一种高效改造丝状真菌的方法及改造的丝状真菌菌株的制作方法
【专利摘要】本发明公开了一种高效改造丝状真菌的方法及改造的丝状真菌菌株,方法是向丝状真菌细胞中同时导入多基因干扰构建体和目的蛋白表达构建体,再通过筛选得到高效改造丝状真菌;其中多基因干扰构建体包含可以在丝状真菌细胞内起始转录的启动子、由内含子隔开的由2-30个靶基因的编码区序列嵌合连接在一起的反向重复序列、可以在丝状真菌细胞内终止转录的终止子;目的蛋白表达构建体包含可以在丝状真菌细胞内起始转录的启动子、目的蛋白的编码区序列、可以在丝状真菌细胞内终止转录的终止子。本发明提高了丝状真菌的改造效率,降低了目的蛋白的下游分离纯化成本。经过一次转化后改造的丝状真菌细胞能够用于生产食品安全级酶制剂。

- - - -

▶ **任务说明**: 将上文这篇关于高效改造丝状真菌方法的专利文本从标题到结尾逐字完整抄录一遍,不作任何改动。

▶ **页面分割数据**:

- - - -

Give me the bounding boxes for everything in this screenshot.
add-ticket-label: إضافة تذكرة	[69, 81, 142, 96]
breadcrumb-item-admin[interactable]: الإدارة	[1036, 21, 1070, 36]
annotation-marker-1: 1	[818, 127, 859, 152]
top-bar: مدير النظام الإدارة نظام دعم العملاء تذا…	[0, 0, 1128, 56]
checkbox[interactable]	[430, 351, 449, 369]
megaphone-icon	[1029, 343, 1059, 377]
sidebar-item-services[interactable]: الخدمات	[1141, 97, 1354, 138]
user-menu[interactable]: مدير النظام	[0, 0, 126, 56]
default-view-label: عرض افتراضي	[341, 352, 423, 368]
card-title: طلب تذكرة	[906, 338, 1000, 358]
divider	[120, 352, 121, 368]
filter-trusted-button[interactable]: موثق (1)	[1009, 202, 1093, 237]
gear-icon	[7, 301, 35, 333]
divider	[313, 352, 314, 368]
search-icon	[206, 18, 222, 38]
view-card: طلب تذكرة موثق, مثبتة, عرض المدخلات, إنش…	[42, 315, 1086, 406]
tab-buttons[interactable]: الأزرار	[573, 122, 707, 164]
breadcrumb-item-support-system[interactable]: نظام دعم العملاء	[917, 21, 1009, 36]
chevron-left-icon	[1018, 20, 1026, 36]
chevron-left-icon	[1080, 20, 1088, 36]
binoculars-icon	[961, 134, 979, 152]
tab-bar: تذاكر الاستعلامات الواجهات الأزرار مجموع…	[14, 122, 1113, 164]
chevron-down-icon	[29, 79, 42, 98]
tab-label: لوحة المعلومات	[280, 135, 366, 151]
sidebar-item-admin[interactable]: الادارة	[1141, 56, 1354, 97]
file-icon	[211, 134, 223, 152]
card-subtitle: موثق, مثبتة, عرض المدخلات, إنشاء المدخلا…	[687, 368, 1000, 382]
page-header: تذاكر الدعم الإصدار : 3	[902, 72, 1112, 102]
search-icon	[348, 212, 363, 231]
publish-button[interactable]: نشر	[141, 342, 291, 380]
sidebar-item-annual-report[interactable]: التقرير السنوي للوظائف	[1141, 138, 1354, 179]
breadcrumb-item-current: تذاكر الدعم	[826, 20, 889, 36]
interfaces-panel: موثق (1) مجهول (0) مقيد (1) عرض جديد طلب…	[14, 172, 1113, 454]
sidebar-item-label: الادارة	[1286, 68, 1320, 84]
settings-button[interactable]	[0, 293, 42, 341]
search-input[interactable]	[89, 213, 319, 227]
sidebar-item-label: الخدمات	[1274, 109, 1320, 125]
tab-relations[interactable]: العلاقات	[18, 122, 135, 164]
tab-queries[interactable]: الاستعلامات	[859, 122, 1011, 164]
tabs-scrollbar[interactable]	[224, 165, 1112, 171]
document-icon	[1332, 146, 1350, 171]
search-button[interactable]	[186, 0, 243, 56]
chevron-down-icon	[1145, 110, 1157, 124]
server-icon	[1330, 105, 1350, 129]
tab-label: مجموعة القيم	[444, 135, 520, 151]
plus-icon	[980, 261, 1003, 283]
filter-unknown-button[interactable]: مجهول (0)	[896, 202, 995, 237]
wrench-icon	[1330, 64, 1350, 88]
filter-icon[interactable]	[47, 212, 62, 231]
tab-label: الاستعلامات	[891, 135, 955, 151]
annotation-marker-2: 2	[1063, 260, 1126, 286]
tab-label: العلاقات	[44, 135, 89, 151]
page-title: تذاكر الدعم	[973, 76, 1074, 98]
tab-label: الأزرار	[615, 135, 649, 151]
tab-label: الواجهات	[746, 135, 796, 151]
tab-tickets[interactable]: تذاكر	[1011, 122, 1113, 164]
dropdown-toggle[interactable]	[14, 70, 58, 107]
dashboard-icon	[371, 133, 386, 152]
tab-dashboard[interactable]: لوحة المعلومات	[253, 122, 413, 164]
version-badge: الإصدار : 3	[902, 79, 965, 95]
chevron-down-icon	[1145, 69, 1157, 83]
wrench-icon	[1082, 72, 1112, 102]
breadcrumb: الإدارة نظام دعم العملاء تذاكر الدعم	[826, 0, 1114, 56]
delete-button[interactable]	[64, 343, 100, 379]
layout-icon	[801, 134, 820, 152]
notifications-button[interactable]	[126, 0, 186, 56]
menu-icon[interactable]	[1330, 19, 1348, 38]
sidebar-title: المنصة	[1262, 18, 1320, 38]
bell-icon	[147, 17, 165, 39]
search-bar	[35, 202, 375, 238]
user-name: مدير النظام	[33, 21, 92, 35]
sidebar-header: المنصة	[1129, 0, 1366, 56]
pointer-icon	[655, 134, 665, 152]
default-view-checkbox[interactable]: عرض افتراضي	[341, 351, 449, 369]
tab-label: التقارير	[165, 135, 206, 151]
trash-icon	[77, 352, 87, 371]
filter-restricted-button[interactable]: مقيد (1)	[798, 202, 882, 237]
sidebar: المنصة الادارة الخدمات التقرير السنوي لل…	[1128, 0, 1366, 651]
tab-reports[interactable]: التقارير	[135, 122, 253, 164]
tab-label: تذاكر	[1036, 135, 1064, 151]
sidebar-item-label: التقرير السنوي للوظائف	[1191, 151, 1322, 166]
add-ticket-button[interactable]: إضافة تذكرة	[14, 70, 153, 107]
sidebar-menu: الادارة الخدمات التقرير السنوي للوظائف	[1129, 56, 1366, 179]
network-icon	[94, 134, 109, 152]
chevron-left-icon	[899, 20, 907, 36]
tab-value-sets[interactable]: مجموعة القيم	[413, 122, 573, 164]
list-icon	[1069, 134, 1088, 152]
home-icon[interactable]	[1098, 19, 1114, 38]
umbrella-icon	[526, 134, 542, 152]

- - - -

▶ **任务回答**:
一种高效改造丝状真菌的方法及改造的丝状真菌菌株的制作方法
【专利摘要】本发明公开了一种高效改造丝状真菌的方法及改造的丝状真菌菌株,方法是向丝状真菌细胞中同时导入多基因干扰构建体和目的蛋白表达构建体,再通过筛选得到高效改造丝状真菌;其中多基因干扰构建体包含可以在丝状真菌细胞内起始转录的启动子、由内含子隔开的由2-30个靶基因的编码区序列嵌合连接在一起的反向重复序列、可以在丝状真菌细胞内终止转录的终止子;目的蛋白表达构建体包含可以在丝状真菌细胞内起始转录的启动子、目的蛋白的编码区序列、可以在丝状真菌细胞内终止转录的终止子。本发明提高了丝状真菌的改造效率,降低了目的蛋白的下游分离纯化成本。经过一次转化后改造的丝状真菌细胞能够用于生产食品安全级酶制剂。